# Start of DATA SHOWN

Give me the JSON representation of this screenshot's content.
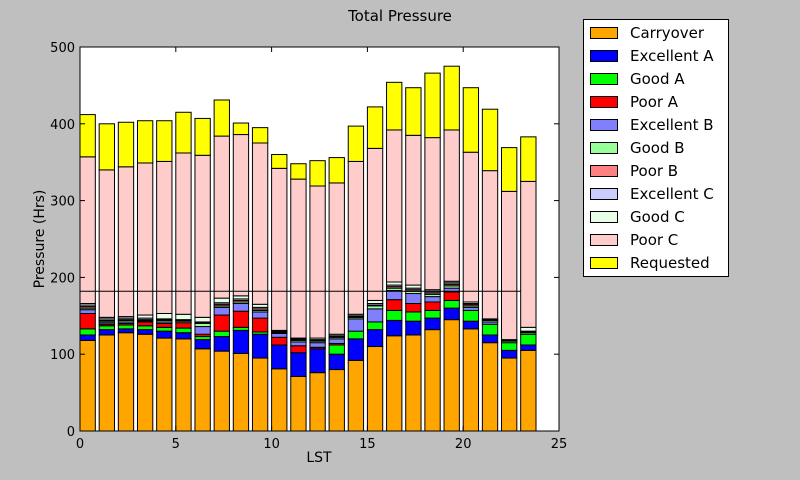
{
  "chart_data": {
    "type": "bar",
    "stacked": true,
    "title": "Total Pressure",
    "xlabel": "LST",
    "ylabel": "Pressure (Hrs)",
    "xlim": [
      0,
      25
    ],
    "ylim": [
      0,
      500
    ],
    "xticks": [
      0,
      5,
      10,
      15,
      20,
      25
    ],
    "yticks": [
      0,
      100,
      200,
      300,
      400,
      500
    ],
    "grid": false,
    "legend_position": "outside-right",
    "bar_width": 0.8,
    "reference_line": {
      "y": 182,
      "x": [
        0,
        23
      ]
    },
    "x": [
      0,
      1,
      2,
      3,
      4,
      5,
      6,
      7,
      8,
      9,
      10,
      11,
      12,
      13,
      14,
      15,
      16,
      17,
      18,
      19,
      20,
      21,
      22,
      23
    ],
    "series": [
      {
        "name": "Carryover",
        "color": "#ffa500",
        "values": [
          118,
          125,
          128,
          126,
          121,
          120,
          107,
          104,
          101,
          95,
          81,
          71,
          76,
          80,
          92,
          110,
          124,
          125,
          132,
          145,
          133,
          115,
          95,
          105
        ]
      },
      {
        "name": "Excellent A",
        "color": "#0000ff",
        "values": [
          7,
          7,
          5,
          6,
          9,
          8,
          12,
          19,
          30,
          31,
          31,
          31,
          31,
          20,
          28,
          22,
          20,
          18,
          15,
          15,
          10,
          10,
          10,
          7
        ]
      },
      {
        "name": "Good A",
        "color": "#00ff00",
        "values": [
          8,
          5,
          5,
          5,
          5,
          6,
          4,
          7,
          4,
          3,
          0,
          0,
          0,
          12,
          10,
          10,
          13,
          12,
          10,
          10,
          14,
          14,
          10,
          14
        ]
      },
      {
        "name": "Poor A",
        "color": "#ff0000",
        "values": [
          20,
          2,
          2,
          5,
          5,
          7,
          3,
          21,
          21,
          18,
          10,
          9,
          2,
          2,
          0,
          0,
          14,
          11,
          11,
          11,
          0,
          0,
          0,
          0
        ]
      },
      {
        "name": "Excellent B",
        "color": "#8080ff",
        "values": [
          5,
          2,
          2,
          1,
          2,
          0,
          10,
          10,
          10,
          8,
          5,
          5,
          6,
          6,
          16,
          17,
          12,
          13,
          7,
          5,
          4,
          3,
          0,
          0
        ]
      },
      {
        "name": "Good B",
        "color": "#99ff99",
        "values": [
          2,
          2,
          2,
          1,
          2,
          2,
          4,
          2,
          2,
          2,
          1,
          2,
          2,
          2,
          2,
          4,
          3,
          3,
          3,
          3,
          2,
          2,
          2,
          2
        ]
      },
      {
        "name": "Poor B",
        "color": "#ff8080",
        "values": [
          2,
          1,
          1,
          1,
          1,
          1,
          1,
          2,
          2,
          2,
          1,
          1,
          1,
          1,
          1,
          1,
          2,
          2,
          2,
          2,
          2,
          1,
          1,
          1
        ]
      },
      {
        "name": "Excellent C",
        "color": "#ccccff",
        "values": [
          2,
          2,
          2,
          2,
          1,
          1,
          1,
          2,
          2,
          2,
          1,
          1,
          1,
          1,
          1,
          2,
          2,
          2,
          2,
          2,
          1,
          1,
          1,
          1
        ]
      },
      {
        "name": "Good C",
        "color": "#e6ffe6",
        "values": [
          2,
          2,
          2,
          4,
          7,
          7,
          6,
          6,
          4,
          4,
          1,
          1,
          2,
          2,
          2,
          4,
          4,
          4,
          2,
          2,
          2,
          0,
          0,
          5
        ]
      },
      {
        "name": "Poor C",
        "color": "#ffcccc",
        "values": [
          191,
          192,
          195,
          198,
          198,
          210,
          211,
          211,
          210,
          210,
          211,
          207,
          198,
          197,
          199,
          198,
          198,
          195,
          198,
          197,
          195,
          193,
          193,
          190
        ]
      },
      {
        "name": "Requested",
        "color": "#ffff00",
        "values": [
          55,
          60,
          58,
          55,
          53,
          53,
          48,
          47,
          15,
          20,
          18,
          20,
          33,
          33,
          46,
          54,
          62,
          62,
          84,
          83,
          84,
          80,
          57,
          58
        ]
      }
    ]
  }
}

# End of DATA SHOWN

◆ WORK INSTRUCTIONS
In the records above, find each line that holds the word "Excellent"; copy all such lines.

◆ FINAL RESULT
        "name": "Excellent A",
        "name": "Excellent B",
        "name": "Excellent C",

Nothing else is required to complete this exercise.